--- Data extract ---

* Begin *

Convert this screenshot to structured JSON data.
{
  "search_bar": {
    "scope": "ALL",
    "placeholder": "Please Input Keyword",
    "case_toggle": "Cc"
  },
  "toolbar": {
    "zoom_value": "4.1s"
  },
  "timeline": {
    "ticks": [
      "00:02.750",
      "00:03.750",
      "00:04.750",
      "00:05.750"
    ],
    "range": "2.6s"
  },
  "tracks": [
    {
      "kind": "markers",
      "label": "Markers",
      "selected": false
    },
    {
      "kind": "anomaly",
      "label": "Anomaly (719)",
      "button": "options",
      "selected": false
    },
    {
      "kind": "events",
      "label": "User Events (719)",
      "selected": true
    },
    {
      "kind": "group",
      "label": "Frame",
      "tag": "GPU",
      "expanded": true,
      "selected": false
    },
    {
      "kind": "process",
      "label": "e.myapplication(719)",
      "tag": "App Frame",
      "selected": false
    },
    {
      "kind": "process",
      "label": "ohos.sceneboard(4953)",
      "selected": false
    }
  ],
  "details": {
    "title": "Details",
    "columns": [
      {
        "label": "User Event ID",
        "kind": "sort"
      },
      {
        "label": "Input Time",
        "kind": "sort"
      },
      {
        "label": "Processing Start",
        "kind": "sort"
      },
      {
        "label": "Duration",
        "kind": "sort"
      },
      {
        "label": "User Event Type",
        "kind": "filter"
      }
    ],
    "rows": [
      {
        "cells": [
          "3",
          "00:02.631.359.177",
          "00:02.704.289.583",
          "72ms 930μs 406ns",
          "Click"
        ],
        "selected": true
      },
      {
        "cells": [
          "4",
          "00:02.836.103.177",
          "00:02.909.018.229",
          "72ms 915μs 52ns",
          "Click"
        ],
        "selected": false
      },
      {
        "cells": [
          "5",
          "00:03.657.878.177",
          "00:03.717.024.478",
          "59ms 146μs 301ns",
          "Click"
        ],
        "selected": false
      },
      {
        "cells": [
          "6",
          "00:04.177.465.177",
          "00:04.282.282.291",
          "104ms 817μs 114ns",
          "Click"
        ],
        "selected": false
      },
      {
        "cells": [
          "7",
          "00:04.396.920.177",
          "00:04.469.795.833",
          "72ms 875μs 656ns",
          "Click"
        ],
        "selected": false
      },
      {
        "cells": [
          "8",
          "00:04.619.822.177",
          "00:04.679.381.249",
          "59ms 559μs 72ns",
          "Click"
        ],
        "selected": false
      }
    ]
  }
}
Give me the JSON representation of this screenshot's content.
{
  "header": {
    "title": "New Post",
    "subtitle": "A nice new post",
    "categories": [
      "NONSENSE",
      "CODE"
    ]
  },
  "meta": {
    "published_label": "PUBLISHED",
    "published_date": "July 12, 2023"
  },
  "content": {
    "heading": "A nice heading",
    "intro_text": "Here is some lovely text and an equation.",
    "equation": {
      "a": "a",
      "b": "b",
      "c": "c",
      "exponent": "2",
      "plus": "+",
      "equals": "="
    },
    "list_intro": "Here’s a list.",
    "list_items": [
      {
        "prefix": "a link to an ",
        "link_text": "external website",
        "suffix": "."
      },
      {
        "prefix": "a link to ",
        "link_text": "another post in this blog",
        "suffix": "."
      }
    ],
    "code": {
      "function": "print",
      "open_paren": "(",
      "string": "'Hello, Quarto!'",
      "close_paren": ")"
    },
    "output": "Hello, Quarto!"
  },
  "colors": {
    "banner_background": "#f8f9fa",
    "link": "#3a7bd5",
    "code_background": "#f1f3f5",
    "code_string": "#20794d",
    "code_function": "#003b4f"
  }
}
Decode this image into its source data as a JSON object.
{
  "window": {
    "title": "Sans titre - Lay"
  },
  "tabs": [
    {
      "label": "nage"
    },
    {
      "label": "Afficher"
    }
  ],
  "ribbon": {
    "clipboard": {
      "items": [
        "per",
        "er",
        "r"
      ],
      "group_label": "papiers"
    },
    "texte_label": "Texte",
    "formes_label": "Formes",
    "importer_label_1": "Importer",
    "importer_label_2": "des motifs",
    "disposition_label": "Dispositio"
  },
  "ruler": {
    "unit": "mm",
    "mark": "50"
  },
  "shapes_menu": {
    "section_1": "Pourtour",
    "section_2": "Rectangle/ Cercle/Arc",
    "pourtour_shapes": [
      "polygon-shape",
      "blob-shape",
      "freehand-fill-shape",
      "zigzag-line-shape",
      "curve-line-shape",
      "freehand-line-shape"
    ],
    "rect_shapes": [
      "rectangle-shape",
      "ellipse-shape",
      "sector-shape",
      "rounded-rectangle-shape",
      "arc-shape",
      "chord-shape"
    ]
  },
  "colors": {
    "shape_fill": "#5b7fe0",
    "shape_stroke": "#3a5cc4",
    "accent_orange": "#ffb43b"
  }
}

* End *

--- Written task ---
Whenever "JSON" turns up in a line, pick that line out.

--- Output below ---
Convert this screenshot to structured JSON data.
Give me the JSON representation of this screenshot's content.
Decode this image into its source data as a JSON object.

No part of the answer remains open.